**TASK INSTRUCTIONS:**
a – Answer these questions from the text on oxygen injections:
(i) Which two organs are at grave risk when the respiratory system cannot oxygenate the blood?
(ii) Where are patients experiencing respiratory failure rushed?
(iii) Which researchers created an injectable solution that can oxygenate blood cells?
b – Reproduce word for word the part of the text on oxygen injections that opens with the words containing "There are few" and closes with "to oxygen injections.".
c – Take the text on oxygen injections further, continuing from the point where it stops.

There are few things as terrifying as a sudden inability to breathe. When the respiratory system is unable to oxygenate the body’s blood, both the brain and the heart are at grave risk of failure. Many people succumb to this condition before they can receive proper medical attention. In the future, a number of these deaths might be avoided thanks to oxygen injections.
Little Time to Spare
When respiratory problems such as acute lung failure and blocked airways occur, the patient has a very short amount of time before the heart goes into cardiac arrest. Likewise, the brain can quickly suffer brain damage when deprived of oxygen. Given the severe health problems that can result from respiratory failure, patients experiencing this problem are rushed to the intensive care units of hospitals.
When responding to such cases, paramedics and other medical personnel have very little margin for error; a few minutes delay could mean the difference between life and death. Unfortunately, even the best efforts of emergency responders may not be enough, as the medical equipment needed to save the patient may not be easily accessible. In order to give patients a better chance at avoiding severe health problems or even death, researchers at Boston Children’s Hospital have created an injectable solution that can oxygenate blood cells.

**RECORD EXTRACTS:**
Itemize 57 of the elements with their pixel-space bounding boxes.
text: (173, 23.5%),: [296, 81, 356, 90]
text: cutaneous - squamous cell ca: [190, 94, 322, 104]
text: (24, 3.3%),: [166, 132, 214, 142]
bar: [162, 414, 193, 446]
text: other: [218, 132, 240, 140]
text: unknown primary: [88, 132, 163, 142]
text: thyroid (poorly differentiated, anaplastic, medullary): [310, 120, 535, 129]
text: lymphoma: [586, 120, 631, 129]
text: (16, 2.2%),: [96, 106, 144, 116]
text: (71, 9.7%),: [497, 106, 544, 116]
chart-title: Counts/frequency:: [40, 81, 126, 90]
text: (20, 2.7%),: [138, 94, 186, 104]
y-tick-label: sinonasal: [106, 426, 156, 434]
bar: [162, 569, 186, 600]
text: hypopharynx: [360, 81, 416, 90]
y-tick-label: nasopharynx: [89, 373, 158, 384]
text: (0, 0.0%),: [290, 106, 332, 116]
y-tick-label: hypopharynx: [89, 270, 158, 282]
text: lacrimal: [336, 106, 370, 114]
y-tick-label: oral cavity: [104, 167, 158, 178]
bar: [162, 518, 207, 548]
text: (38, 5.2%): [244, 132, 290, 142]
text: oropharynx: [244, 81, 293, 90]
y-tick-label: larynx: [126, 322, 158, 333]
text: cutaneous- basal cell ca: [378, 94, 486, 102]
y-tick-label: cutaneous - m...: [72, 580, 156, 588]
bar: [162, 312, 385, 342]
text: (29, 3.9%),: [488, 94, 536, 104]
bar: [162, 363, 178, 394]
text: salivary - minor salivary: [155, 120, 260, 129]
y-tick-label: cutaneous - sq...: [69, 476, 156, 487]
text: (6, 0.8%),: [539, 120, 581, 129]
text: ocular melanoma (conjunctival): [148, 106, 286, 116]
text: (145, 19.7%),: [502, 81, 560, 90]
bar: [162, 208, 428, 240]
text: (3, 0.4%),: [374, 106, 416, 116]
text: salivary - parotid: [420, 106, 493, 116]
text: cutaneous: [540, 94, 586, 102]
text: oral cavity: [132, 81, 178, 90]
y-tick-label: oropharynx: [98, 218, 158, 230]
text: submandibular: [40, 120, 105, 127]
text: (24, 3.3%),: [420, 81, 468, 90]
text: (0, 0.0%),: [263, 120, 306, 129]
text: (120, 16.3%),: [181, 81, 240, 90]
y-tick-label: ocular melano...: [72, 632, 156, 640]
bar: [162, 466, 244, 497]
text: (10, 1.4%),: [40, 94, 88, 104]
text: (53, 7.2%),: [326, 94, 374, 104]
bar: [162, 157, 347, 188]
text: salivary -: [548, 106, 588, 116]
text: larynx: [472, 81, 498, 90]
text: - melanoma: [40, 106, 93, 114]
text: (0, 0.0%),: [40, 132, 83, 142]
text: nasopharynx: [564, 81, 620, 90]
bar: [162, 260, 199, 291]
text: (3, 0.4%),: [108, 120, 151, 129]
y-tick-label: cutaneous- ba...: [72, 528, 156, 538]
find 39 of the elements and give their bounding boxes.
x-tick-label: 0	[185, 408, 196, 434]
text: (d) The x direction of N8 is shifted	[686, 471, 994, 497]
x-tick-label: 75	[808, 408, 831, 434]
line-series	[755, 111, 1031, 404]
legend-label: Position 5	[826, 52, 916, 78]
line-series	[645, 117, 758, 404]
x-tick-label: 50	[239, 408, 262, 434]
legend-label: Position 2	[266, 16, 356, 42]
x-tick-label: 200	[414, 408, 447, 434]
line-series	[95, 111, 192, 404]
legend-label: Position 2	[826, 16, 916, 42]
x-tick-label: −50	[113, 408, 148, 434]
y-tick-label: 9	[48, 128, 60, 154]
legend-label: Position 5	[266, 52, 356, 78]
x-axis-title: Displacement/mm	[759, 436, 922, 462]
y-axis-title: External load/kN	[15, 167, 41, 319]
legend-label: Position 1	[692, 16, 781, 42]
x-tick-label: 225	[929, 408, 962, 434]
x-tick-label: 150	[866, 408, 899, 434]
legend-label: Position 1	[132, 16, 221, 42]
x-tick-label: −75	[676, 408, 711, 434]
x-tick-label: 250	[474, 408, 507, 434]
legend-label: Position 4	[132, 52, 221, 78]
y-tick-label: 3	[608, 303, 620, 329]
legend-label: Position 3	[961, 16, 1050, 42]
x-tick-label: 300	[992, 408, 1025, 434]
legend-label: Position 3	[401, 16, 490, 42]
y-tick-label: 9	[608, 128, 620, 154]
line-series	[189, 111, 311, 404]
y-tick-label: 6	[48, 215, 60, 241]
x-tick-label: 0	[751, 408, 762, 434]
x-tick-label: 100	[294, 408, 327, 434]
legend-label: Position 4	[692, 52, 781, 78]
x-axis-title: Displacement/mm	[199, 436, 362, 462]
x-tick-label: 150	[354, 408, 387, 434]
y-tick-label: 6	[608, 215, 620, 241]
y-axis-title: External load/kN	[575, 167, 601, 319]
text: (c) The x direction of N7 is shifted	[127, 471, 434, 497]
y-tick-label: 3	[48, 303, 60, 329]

**EXPECTED RESULTS:**
a –
(i) The brain and the heart.
(ii) To the intensive care units of hospitals.
(iii) Researchers at Boston Children's Hospital.

b –
There are few things as terrifying as a sudden inability to breathe. When the respiratory system is unable to oxygenate the body’s blood, both the brain and the heart are at grave risk of failure. Many people succumb to this condition before they can receive proper medical attention. In the future, a number of these deaths might be avoided thanks to oxygen injections.

c –
Adding Oxygen to the Blood
The research team created their solution using tiny micro-particles. Inside each these micro-particles were tiny pockets of oxygen. The researchers encased this oxygen with a layer of fatty molecules known as lipids. Unlike blood substitutes, which require functioning lungs in order to be effective, these micro-particles are designed to work when the lungs have completely shut down.
A group of mice was used to test the effectiveness of these particles, which were mixed into a liquid solution before being injected into the rodents’ bodies. By doing this, the research team was able to prevent the formation of large gas bubbles, which could have caused blockages in the mice’s veins or arteries.
The impact of the solution was immediate. Within seconds, the blood-oxygen levels of the mice returned to normal. Encouraged by this success, the research team then proceeded to close the mice’s tracheas, thereby simulating a respiratory failure in humans. Though their closed windpipes prevented them from breathing, the mice were able to stay alive for a period of fifteen minutes.
There are limits to this potential new treatment. The research team cautions that their solution can only be given to patients for a limited period of time. These injections are meant to be a temporary solution for respiratory failure, possibly allowing the patient to stay alive for up to a half hour. After fifteen or thirty minutes, further injections could overload the blood vessels with fluid.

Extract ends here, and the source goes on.